SUPPLIED DATA:
= = = = = = =

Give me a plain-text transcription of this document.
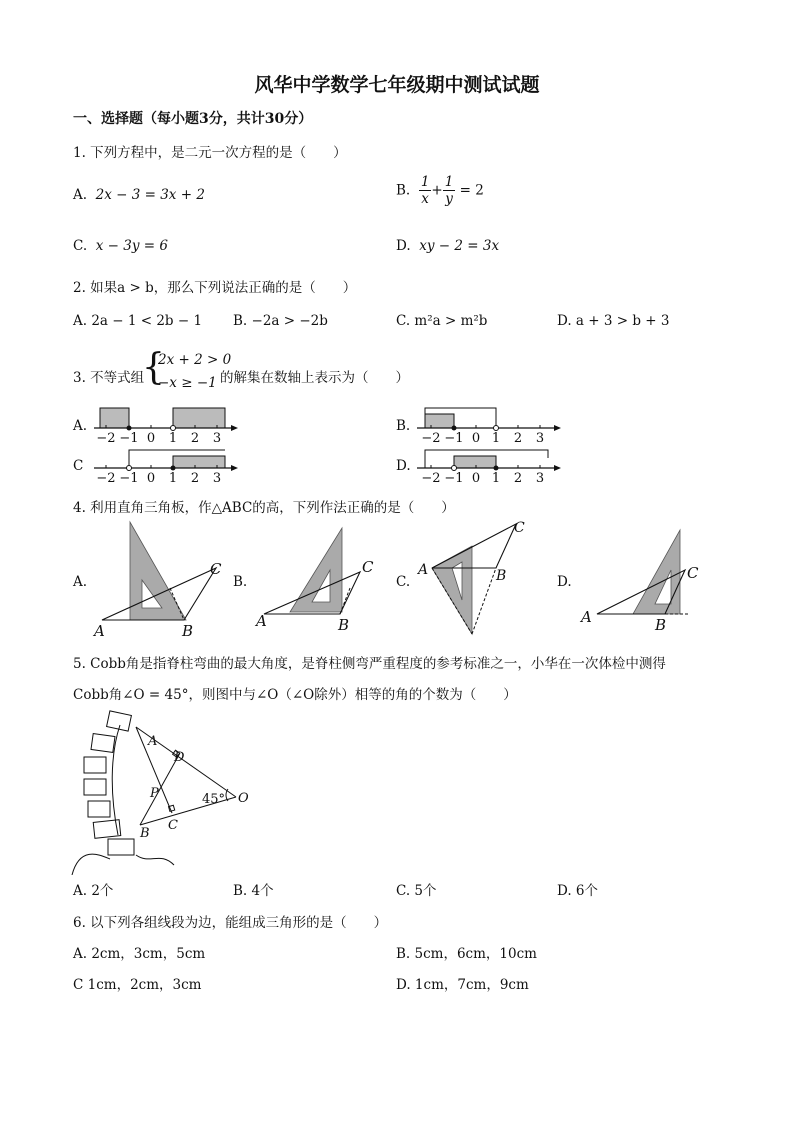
风华中学数学七年级期中测试试题
一、选择题（每小题3分，共计30分）
1. 下列方程中，是二元一次方程的是（　　）
A. 2x − 3 = 3x + 2	B. $\frac{1}{x} + \frac{1}{y} = 2$
C. x − 3y = 6	D. xy − 2 = 3x
2. 如果a > b，那么下列说法正确的是（　　）
A. 2a − 1 < 2b − 1 B. −2a > −2b	C. m²a > m²b	D. a + 3 > b + 3
3. 不等式组
{
2x + 2 > 0
−x ≥ −1 的解集在数轴上表示为（　　）
A.	B.
C	D.
−2 −1 0 1 2 3	−2 −1 0 1 2 3
−2 −1 0 1 2 3	−2 −1 0 1 2 3
4. 利用直角三角板，作△ABC的高，下列作法正确的是（　　）
A.	B.	C.	D.
A	B
C
A	B
C	A	B
C
A	B
C
5. Cobb角是指脊柱弯曲的最大角度，是脊柱侧弯严重程度的参考标准之一，小华在一次体检中测得
Cobb角∠O = 45°，则图中与∠O（∠O除外）相等的角的个数为（　　）
A
D
P	45° O
B
C
A. 2个	B. 4个	C. 5个	D. 6个
6. 以下列各组线段为边，能组成三角形的是（　　）
A. 2cm，3cm，5cm	B. 5cm，6cm，10cm
C 1cm，2cm，3cm	D. 1cm，7cm，9cm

= = = = = = =

PROBLEM DETAILS:
Write out the entries above word for word. Do not include the pictures.

SOLUTION TO THIS TASK:
Give me a plain-text transcription of this document.
风华中学数学七年级期中测试试题
一、选择题（每小题3分，共计30分）
1. 下列方程中，是二元一次方程的是（　　）
A. 2x − 3 = 3x + 2	B. $\frac{1}{x} + \frac{1}{y} = 2$
C. x − 3y = 6	D. xy − 2 = 3x
2. 如果a > b，那么下列说法正确的是（　　）
A. 2a − 1 < 2b − 1 B. −2a > −2b	C. m²a > m²b	D. a + 3 > b + 3
3. 不等式组
{
2x + 2 > 0
−x ≥ −1 的解集在数轴上表示为（　　）
A.	B.
C	D.
−2 −1 0 1 2 3	−2 −1 0 1 2 3
−2 −1 0 1 2 3	−2 −1 0 1 2 3
4. 利用直角三角板，作△ABC的高，下列作法正确的是（　　）
A.	B.	C.	D.
A	B
C
A	B
C	A	B
C
A	B
C
5. Cobb角是指脊柱弯曲的最大角度，是脊柱侧弯严重程度的参考标准之一，小华在一次体检中测得
Cobb角∠O = 45°，则图中与∠O（∠O除外）相等的角的个数为（　　）
A
D
P	45° O
B
C
A. 2个	B. 4个	C. 5个	D. 6个
6. 以下列各组线段为边，能组成三角形的是（　　）
A. 2cm，3cm，5cm	B. 5cm，6cm，10cm
C 1cm，2cm，3cm	D. 1cm，7cm，9cm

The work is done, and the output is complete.